# Entries from a dataset
-=-=-
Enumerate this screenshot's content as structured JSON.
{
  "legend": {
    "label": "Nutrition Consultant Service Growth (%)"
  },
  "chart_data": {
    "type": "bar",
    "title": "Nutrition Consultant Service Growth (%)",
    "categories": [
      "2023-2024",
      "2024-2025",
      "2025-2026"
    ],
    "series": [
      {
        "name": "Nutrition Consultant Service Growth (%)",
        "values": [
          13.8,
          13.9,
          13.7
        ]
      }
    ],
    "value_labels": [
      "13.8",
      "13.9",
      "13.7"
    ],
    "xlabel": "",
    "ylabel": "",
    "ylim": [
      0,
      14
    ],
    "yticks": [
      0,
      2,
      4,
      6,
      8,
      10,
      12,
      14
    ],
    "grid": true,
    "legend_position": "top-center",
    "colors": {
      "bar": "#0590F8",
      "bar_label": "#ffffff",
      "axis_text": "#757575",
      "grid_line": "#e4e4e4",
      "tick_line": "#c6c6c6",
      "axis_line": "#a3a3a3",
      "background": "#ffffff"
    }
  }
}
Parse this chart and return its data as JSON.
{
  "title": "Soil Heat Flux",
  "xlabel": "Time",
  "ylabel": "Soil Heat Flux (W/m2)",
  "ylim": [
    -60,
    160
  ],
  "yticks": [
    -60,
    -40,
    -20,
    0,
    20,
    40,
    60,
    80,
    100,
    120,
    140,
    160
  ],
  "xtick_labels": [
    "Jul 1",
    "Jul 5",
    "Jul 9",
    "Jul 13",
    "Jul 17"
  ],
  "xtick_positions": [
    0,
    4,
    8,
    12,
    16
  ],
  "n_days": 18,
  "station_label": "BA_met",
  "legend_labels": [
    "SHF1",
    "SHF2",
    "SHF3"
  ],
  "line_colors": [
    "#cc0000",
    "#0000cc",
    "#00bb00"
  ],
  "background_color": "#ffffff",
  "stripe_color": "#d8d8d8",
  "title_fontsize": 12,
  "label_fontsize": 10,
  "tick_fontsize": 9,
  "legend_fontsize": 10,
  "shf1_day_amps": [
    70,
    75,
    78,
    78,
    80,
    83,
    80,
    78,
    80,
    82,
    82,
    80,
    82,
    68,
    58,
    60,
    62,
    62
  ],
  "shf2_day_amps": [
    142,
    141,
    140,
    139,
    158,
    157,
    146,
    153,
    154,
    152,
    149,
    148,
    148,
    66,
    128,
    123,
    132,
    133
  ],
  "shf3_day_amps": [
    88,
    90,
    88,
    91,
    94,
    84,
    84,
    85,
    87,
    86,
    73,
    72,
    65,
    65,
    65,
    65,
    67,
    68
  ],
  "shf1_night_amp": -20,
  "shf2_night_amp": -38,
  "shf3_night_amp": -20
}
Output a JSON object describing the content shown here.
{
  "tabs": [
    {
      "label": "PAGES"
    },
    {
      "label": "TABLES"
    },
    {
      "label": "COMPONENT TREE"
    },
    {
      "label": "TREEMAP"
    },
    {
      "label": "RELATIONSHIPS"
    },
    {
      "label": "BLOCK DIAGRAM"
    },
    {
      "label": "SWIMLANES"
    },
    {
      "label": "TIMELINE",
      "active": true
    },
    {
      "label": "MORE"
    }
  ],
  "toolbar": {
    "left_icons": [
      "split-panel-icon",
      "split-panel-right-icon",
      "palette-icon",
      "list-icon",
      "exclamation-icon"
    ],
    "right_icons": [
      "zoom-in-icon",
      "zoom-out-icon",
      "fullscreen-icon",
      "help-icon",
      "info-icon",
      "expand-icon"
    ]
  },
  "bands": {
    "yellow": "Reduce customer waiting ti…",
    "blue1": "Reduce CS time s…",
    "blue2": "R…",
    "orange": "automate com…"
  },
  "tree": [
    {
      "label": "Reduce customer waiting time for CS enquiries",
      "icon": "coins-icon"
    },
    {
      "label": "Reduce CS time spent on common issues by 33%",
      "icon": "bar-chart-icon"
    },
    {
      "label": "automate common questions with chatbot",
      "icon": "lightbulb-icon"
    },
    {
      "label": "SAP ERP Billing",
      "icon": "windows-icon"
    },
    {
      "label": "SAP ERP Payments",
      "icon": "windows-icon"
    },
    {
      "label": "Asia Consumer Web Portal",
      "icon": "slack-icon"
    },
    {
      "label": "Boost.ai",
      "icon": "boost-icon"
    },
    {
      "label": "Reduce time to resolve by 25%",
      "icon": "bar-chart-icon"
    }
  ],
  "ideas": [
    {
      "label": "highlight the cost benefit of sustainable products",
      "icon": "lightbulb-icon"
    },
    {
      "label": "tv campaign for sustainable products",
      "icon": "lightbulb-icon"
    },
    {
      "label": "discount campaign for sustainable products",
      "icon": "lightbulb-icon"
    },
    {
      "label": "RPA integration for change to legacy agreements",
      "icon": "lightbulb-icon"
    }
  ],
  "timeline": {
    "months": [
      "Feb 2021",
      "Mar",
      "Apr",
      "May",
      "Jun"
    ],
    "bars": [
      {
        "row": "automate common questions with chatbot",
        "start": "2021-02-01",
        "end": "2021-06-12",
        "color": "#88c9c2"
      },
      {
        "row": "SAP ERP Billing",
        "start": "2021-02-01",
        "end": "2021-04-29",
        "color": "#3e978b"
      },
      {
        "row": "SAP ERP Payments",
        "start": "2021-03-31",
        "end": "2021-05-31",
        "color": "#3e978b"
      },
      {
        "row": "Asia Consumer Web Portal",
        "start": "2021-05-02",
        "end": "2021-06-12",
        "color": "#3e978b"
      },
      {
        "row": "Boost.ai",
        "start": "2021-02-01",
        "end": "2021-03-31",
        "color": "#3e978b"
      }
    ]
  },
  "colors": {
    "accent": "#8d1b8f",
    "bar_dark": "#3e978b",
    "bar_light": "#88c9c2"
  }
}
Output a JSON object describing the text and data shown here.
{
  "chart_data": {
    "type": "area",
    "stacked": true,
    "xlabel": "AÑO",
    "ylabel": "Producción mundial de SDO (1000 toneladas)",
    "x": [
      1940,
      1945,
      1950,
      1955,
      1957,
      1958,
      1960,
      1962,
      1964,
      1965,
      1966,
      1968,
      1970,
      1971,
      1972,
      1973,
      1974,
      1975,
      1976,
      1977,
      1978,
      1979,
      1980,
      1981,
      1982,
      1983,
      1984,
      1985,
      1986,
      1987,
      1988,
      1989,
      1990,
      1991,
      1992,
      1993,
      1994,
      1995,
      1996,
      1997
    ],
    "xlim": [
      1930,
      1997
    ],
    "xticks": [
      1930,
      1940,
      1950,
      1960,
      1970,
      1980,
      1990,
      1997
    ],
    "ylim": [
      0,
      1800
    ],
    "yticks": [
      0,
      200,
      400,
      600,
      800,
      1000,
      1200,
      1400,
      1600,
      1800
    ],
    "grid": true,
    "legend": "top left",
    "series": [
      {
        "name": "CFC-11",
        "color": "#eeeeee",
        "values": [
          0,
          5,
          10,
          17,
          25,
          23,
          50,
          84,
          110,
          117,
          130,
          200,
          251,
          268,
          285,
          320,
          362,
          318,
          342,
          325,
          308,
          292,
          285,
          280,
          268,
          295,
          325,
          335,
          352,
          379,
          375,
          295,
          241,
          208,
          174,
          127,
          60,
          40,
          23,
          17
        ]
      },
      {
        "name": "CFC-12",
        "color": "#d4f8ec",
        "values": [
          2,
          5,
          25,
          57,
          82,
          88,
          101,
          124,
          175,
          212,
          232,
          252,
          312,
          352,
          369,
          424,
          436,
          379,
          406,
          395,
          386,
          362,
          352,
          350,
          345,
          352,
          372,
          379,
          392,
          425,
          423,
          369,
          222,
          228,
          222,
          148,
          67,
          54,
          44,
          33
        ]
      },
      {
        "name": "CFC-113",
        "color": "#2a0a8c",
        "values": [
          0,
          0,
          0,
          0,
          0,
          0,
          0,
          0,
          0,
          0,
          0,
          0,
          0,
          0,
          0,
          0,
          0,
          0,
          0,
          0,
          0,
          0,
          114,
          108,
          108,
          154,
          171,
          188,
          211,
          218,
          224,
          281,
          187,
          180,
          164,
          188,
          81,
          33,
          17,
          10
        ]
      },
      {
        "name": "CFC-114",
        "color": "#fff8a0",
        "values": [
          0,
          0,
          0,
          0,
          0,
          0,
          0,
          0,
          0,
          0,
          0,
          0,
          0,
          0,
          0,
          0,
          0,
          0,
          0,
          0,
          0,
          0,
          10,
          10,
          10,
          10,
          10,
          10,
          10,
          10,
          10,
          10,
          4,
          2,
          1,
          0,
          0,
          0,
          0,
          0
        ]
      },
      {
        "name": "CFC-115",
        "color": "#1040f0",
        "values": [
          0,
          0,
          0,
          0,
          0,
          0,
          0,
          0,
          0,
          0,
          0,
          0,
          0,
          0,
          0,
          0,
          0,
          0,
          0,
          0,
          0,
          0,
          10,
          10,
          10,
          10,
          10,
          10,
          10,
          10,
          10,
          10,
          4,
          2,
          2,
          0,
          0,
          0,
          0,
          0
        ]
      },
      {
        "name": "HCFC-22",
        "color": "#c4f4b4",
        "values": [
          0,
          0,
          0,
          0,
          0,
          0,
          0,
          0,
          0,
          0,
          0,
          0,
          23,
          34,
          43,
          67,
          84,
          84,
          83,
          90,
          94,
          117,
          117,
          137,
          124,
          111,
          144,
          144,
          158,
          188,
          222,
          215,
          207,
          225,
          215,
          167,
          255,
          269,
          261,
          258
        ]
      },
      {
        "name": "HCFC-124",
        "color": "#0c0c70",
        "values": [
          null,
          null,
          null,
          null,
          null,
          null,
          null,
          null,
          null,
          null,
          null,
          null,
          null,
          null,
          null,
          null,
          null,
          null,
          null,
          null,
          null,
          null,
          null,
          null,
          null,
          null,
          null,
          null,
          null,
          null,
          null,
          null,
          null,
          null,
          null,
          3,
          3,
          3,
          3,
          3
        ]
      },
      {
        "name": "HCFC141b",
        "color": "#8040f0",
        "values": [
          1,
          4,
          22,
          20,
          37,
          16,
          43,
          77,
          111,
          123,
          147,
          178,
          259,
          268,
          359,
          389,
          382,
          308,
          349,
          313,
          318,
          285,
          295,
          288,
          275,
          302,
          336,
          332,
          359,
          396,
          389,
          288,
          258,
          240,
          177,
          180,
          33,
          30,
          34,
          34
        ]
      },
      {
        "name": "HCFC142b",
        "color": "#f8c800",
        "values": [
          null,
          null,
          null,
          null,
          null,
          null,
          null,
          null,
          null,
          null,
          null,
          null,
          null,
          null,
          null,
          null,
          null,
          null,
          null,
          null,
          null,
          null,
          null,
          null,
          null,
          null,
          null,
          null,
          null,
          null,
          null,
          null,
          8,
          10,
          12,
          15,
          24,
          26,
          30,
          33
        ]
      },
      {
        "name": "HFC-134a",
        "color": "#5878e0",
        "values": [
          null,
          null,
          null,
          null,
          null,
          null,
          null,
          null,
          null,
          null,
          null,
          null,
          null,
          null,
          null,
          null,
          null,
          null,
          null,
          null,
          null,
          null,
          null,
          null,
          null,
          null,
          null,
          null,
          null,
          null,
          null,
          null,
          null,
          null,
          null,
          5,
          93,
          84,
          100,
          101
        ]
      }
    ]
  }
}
-=-=-
# The problem
Show all lines from the data above in which the word "Heat" appears.

# Solution for this task
  "title": "Soil Heat Flux",
  "ylabel": "Soil Heat Flux (W/m2)",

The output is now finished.